» **To be done**:
Copy out all the lines in the records that include the word "JSON".

[Stored data]
--- BEGIN ---

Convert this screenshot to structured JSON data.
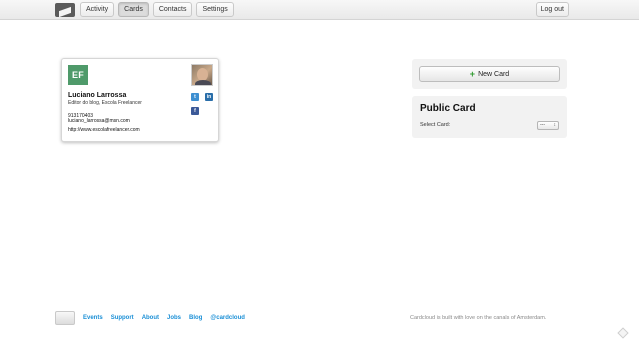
{
  "nav": {
    "items": [
      {
        "label": "Activity"
      },
      {
        "label": "Cards"
      },
      {
        "label": "Contacts"
      },
      {
        "label": "Settings"
      }
    ],
    "active": "Cards",
    "logout_label": "Log out"
  },
  "card": {
    "logo_text": "EF",
    "name": "Luciano Larrossa",
    "title": "Editor do blog, Escola Freelancer",
    "phone": "913170403",
    "email": "luciano_larrossa@msn.com",
    "url": "http://www.escolafreelancer.com",
    "social": {
      "twitter": "t",
      "linkedin": "in",
      "facebook": "f"
    },
    "colors": {
      "logo": "#4f9a6a"
    }
  },
  "sidebar": {
    "new_card_label": "New Card",
    "public_card_title": "Public Card",
    "select_label": "Select Card:",
    "select_value": "---"
  },
  "footer": {
    "links": [
      {
        "label": "Events"
      },
      {
        "label": "Support"
      },
      {
        "label": "About"
      },
      {
        "label": "Jobs"
      },
      {
        "label": "Blog"
      },
      {
        "label": "@cardcloud"
      }
    ],
    "note": "Cardcloud is built with love on the canals of Amsterdam.",
    "link_color": "#1a8fd6"
  }
}
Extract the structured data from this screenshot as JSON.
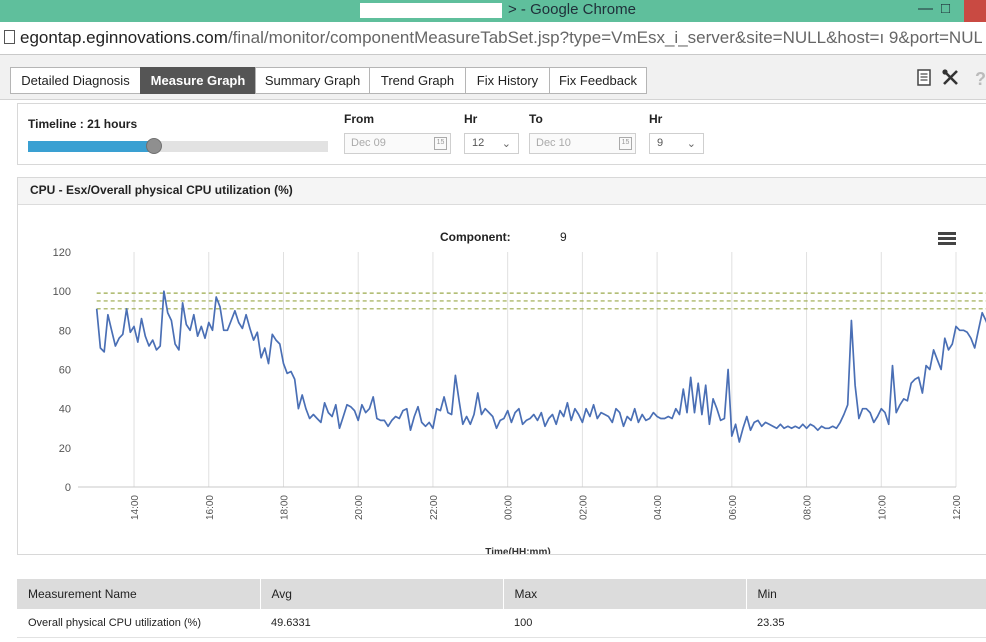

--- END ---

» **Answer to the problem**:
Convert this screenshot to structured JSON data.
Extract the structured data from this screenshot as JSON.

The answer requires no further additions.